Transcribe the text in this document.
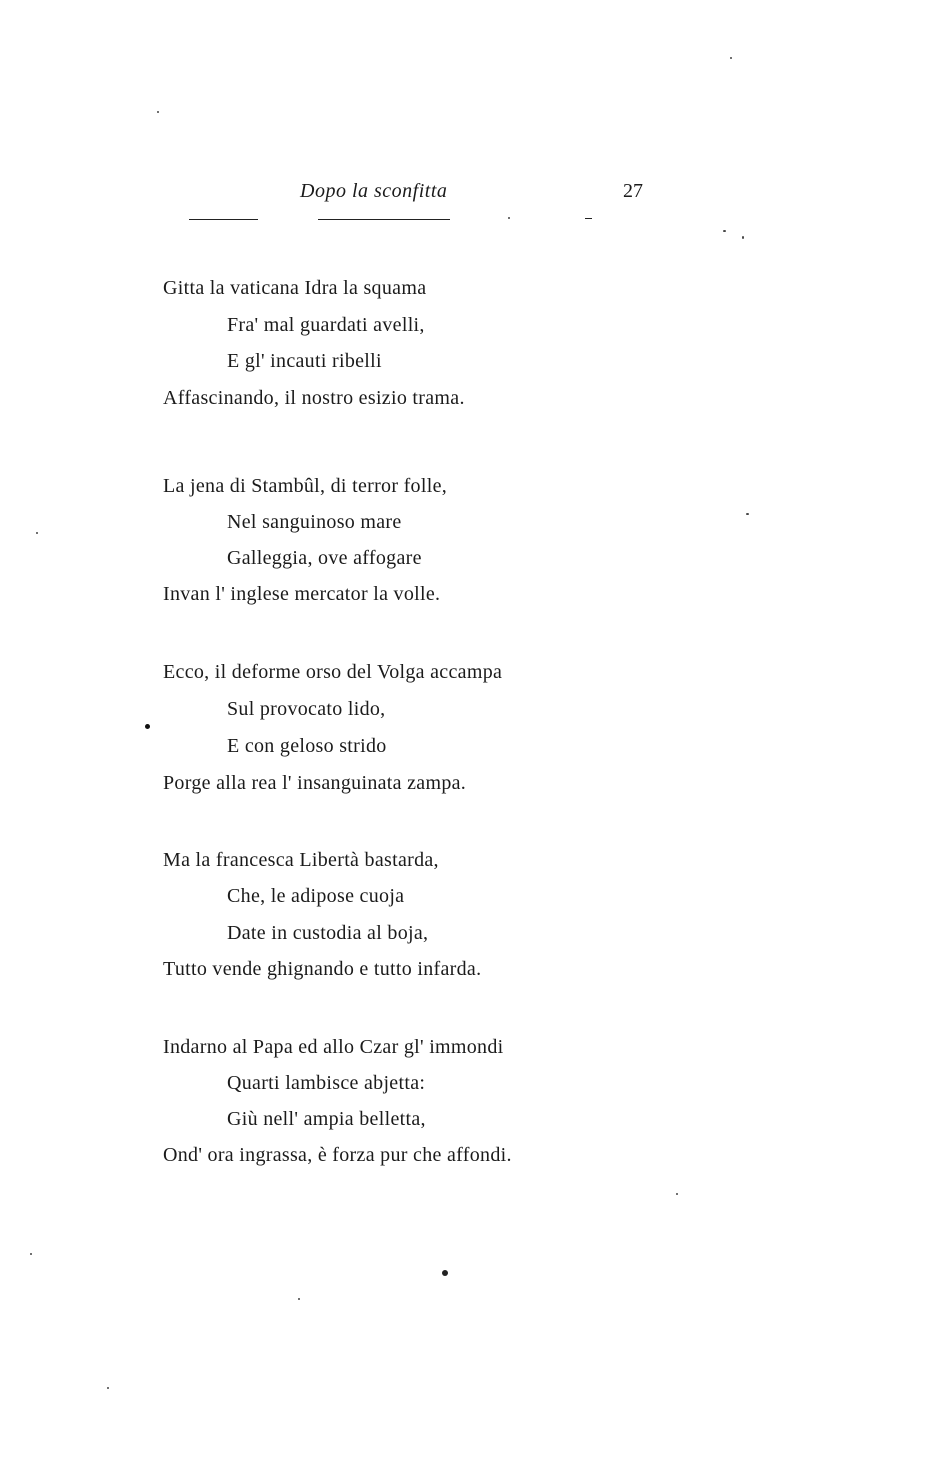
Dopo la sconfitta	27
Gitta la vaticana Idra la squama
Fra' mal guardati avelli,
E gl' incauti ribelli
Affascinando, il nostro esizio trama.
La jena di Stambûl, di terror folle,
Nel sanguinoso mare
Galleggia, ove affogare
Invan l' inglese mercator la volle.
Ecco, il deforme orso del Volga accampa
Sul provocato lido,
E con geloso strido
Porge alla rea l' insanguinata zampa.
Ma la francesca Libertà bastarda,
Che, le adipose cuoja
Date in custodia al boja,
Tutto vende ghignando e tutto infarda.
Indarno al Papa ed allo Czar gl' immondi
Quarti lambisce abjetta:
Giù nell' ampia belletta,
Ond' ora ingrassa, è forza pur che affondi.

□ □ □ □

> _Your task_: Print all the records again exactly; do not include any picture.

> _Written response_:
Transcribe the text in this document.
Dopo la sconfitta	27
Gitta la vaticana Idra la squama
Fra' mal guardati avelli,
E gl' incauti ribelli
Affascinando, il nostro esizio trama.
La jena di Stambûl, di terror folle,
Nel sanguinoso mare
Galleggia, ove affogare
Invan l' inglese mercator la volle.
Ecco, il deforme orso del Volga accampa
Sul provocato lido,
E con geloso strido
Porge alla rea l' insanguinata zampa.
Ma la francesca Libertà bastarda,
Che, le adipose cuoja
Date in custodia al boja,
Tutto vende ghignando e tutto infarda.
Indarno al Papa ed allo Czar gl' immondi
Quarti lambisce abjetta:
Giù nell' ampia belletta,
Ond' ora ingrassa, è forza pur che affondi.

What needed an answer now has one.